__Task material__.

........

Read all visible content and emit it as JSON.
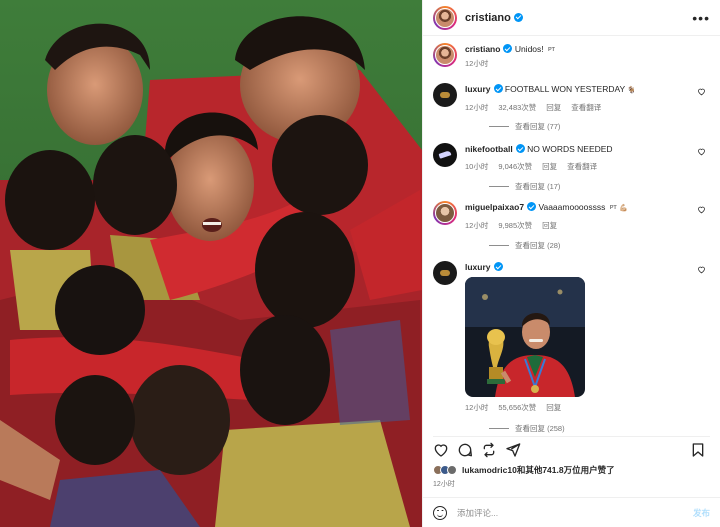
{
  "post": {
    "author": "cristiano",
    "caption_text": "Unidos!",
    "caption_tag": "PT",
    "caption_time": "12小时",
    "more_icon": "more-horizontal-icon"
  },
  "comments": [
    {
      "user": "luxury",
      "text": "FOOTBALL WON YESTERDAY",
      "emoji": "🐐",
      "time": "12小时",
      "likes": "32,483次赞",
      "reply_label": "回复",
      "translate_label": "查看翻译",
      "view_replies": "查看回复 (77)"
    },
    {
      "user": "nikefootball",
      "text": "NO WORDS NEEDED",
      "time": "10小时",
      "likes": "9,046次赞",
      "reply_label": "回复",
      "translate_label": "查看翻译",
      "view_replies": "查看回复 (17)"
    },
    {
      "user": "miguelpaixao7",
      "text": "Vaaaamoooossss",
      "tag": "PT",
      "emoji": "💪🏼",
      "time": "12小时",
      "likes": "9,985次赞",
      "reply_label": "回复",
      "view_replies": "查看回复 (28)"
    },
    {
      "user": "luxury",
      "time": "12小时",
      "likes": "55,656次赞",
      "reply_label": "回复",
      "view_replies": "查看回复 (258)"
    }
  ],
  "likes_line": {
    "user": "lukamodric10",
    "rest": "和其他741.8万位用户赞了"
  },
  "post_time": "12小时",
  "add_comment": {
    "placeholder": "添加评论...",
    "post_label": "发布"
  },
  "colors": {
    "verified": "#0095f6",
    "portugal_red": "#c8262b",
    "post_button_disabled": "#b2dffc"
  }
}
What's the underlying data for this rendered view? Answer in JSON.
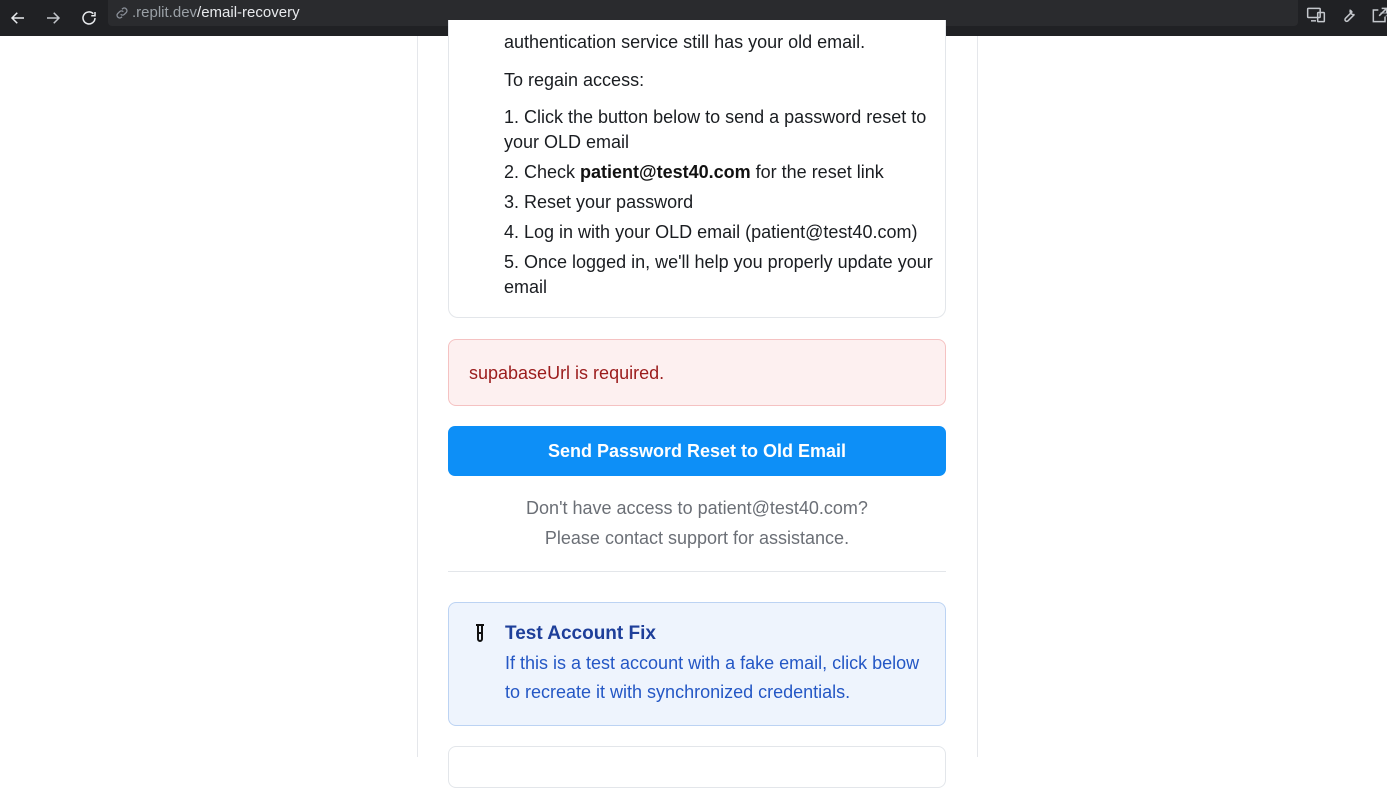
{
  "browser": {
    "url_host": ".replit.dev",
    "url_path": "/email-recovery",
    "icons": [
      "back-arrow-icon",
      "forward-arrow-icon",
      "reload-icon",
      "link-icon",
      "send-to-icon",
      "device-icon",
      "wrench-icon",
      "open-external-icon"
    ]
  },
  "instructions": {
    "partial_line": "authentication service still has your old email.",
    "heading": "To regain access:",
    "step1_a": "1. Click the button below to send a password reset to",
    "step1_b": "your OLD email",
    "step2_prefix": "2. Check ",
    "step2_email": "patient@test40.com",
    "step2_suffix": " for the reset link",
    "step3": "3. Reset your password",
    "step4": "4. Log in with your OLD email (patient@test40.com)",
    "step5_a": "5. Once logged in, we'll help you properly update your",
    "step5_b": "email"
  },
  "error": {
    "message": "supabaseUrl is required."
  },
  "actions": {
    "send_reset_label": "Send Password Reset to Old Email"
  },
  "help": {
    "line1": "Don't have access to patient@test40.com?",
    "line2": "Please contact support for assistance."
  },
  "test_fix": {
    "icon": "test-tube-icon",
    "title": "Test Account Fix",
    "body": "If this is a test account with a fake email, click below to recreate it with synchronized credentials."
  },
  "colors": {
    "primary": "#0d8ff7",
    "error_bg": "#fdf0f0",
    "error_text": "#9b1c1c",
    "info_bg": "#eef4fd",
    "info_title": "#1e3f9a",
    "info_text": "#2457c5"
  }
}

........

__Set task__. Repeat the lines above exactly, and keep every picture out.

__The solution__.
Read all visible content and emit it as JSON.
{
  "post": {
    "author": "cristiano",
    "caption_text": "Unidos!",
    "caption_tag": "PT",
    "caption_time": "12小时",
    "more_icon": "more-horizontal-icon"
  },
  "comments": [
    {
      "user": "luxury",
      "text": "FOOTBALL WON YESTERDAY",
      "emoji": "🐐",
      "time": "12小时",
      "likes": "32,483次赞",
      "reply_label": "回复",
      "translate_label": "查看翻译",
      "view_replies": "查看回复 (77)"
    },
    {
      "user": "nikefootball",
      "text": "NO WORDS NEEDED",
      "time": "10小时",
      "likes": "9,046次赞",
      "reply_label": "回复",
      "translate_label": "查看翻译",
      "view_replies": "查看回复 (17)"
    },
    {
      "user": "miguelpaixao7",
      "text": "Vaaaamoooossss",
      "tag": "PT",
      "emoji": "💪🏼",
      "time": "12小时",
      "likes": "9,985次赞",
      "reply_label": "回复",
      "view_replies": "查看回复 (28)"
    },
    {
      "user": "luxury",
      "time": "12小时",
      "likes": "55,656次赞",
      "reply_label": "回复",
      "view_replies": "查看回复 (258)"
    }
  ],
  "likes_line": {
    "user": "lukamodric10",
    "rest": "和其他741.8万位用户赞了"
  },
  "post_time": "12小时",
  "add_comment": {
    "placeholder": "添加评论...",
    "post_label": "发布"
  },
  "colors": {
    "verified": "#0095f6",
    "portugal_red": "#c8262b",
    "post_button_disabled": "#b2dffc"
  }
}
What's the underlying data for this rendered view? Answer in JSON.
{
  "browser": {
    "url_host": ".replit.dev",
    "url_path": "/email-recovery",
    "icons": [
      "back-arrow-icon",
      "forward-arrow-icon",
      "reload-icon",
      "link-icon",
      "send-to-icon",
      "device-icon",
      "wrench-icon",
      "open-external-icon"
    ]
  },
  "instructions": {
    "partial_line": "authentication service still has your old email.",
    "heading": "To regain access:",
    "step1_a": "1. Click the button below to send a password reset to",
    "step1_b": "your OLD email",
    "step2_prefix": "2. Check ",
    "step2_email": "patient@test40.com",
    "step2_suffix": " for the reset link",
    "step3": "3. Reset your password",
    "step4": "4. Log in with your OLD email (patient@test40.com)",
    "step5_a": "5. Once logged in, we'll help you properly update your",
    "step5_b": "email"
  },
  "error": {
    "message": "supabaseUrl is required."
  },
  "actions": {
    "send_reset_label": "Send Password Reset to Old Email"
  },
  "help": {
    "line1": "Don't have access to patient@test40.com?",
    "line2": "Please contact support for assistance."
  },
  "test_fix": {
    "icon": "test-tube-icon",
    "title": "Test Account Fix",
    "body": "If this is a test account with a fake email, click below to recreate it with synchronized credentials."
  },
  "colors": {
    "primary": "#0d8ff7",
    "error_bg": "#fdf0f0",
    "error_text": "#9b1c1c",
    "info_bg": "#eef4fd",
    "info_title": "#1e3f9a",
    "info_text": "#2457c5"
  }
}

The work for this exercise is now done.